##### RECORD LIST #####

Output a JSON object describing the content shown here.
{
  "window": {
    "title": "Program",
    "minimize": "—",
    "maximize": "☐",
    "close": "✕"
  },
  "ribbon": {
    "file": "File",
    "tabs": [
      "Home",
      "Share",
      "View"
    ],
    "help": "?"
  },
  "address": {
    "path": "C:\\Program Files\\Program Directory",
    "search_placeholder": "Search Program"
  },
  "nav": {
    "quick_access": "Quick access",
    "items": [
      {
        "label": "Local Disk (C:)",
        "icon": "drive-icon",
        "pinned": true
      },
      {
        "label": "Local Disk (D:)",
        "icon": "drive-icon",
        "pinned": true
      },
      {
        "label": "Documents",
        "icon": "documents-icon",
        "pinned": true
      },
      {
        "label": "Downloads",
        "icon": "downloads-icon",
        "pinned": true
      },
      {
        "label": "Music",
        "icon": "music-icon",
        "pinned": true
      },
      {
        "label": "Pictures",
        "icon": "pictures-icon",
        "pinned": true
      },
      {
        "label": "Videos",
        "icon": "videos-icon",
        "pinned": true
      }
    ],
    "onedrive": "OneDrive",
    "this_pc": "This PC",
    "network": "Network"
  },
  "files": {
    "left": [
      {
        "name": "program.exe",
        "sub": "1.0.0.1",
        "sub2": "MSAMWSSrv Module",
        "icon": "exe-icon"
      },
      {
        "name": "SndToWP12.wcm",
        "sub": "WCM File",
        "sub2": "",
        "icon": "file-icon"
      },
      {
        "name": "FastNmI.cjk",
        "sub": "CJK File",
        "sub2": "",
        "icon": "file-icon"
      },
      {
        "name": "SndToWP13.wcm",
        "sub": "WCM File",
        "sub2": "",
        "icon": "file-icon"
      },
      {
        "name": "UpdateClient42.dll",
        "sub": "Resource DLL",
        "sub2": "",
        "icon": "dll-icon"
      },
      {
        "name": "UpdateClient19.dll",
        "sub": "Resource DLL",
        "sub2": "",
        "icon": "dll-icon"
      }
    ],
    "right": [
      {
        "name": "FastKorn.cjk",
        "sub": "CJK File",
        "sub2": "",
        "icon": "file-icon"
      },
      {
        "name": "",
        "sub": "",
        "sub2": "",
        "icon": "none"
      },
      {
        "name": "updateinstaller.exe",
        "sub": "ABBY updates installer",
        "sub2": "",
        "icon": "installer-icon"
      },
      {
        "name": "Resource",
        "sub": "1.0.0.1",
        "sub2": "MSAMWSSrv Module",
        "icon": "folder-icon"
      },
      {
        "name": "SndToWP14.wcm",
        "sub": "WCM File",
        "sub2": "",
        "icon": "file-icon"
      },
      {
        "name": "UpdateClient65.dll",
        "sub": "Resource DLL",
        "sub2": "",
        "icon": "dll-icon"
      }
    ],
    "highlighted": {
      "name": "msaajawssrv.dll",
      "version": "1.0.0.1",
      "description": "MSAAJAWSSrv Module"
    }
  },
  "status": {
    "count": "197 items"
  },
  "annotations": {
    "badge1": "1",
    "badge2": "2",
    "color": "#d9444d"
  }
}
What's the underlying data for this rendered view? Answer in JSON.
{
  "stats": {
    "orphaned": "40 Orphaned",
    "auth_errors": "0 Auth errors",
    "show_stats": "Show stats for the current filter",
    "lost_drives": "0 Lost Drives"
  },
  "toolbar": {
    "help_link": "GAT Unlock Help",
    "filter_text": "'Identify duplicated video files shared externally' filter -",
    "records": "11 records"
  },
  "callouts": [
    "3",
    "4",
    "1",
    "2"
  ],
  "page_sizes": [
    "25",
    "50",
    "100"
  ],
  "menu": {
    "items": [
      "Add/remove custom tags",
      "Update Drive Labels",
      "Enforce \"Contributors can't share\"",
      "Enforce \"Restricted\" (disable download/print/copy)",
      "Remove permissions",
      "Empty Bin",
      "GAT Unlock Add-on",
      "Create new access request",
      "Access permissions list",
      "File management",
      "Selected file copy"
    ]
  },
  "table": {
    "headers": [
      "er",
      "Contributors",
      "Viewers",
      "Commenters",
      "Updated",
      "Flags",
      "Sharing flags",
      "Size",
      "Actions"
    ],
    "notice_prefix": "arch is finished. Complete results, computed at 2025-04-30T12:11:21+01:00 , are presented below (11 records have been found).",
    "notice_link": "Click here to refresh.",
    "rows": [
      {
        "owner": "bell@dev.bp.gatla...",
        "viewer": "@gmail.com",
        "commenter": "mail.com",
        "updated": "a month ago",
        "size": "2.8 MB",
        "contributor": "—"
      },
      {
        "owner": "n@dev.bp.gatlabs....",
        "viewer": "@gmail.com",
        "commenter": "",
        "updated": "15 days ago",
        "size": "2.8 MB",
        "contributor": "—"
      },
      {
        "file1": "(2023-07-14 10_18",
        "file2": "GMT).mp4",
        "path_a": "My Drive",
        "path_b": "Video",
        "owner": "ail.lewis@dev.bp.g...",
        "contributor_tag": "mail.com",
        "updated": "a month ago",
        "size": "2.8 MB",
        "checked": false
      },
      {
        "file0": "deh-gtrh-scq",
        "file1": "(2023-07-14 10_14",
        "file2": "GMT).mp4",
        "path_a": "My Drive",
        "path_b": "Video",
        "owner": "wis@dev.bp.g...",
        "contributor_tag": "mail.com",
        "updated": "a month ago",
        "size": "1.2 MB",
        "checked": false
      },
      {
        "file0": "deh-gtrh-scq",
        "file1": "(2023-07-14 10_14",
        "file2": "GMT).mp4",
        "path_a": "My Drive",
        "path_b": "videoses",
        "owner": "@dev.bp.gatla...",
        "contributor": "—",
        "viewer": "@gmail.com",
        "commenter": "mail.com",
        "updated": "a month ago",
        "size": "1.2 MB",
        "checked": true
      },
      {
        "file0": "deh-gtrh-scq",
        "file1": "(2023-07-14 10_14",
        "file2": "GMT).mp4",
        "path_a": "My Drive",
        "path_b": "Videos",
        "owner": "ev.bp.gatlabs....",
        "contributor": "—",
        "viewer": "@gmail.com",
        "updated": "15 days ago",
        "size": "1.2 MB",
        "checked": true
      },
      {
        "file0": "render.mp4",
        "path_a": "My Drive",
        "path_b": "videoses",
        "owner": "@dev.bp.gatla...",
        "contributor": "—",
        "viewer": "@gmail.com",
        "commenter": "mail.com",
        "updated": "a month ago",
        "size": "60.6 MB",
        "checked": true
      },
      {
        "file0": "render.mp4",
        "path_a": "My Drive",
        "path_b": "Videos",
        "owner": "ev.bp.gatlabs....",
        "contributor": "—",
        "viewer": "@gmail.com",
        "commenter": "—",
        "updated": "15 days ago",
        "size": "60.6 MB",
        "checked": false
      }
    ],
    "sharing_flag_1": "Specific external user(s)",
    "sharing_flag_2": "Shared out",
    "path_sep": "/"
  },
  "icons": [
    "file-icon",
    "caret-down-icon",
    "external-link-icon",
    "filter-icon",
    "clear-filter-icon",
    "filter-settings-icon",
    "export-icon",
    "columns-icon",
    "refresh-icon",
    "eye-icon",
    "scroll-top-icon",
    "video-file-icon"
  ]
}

#####

**REQUIREMENTS**. List every line above containing the word "owner".

**EXERCISE RESPONSE**.
        "owner": "bell@dev.bp.gatla...",
        "owner": "n@dev.bp.gatlabs....",
        "owner": "ail.lewis@dev.bp.g...",
        "owner": "wis@dev.bp.g...",
        "owner": "@dev.bp.gatla...",
        "owner": "ev.bp.gatlabs....",
        "owner": "@dev.bp.gatla...",
        "owner": "ev.bp.gatlabs....",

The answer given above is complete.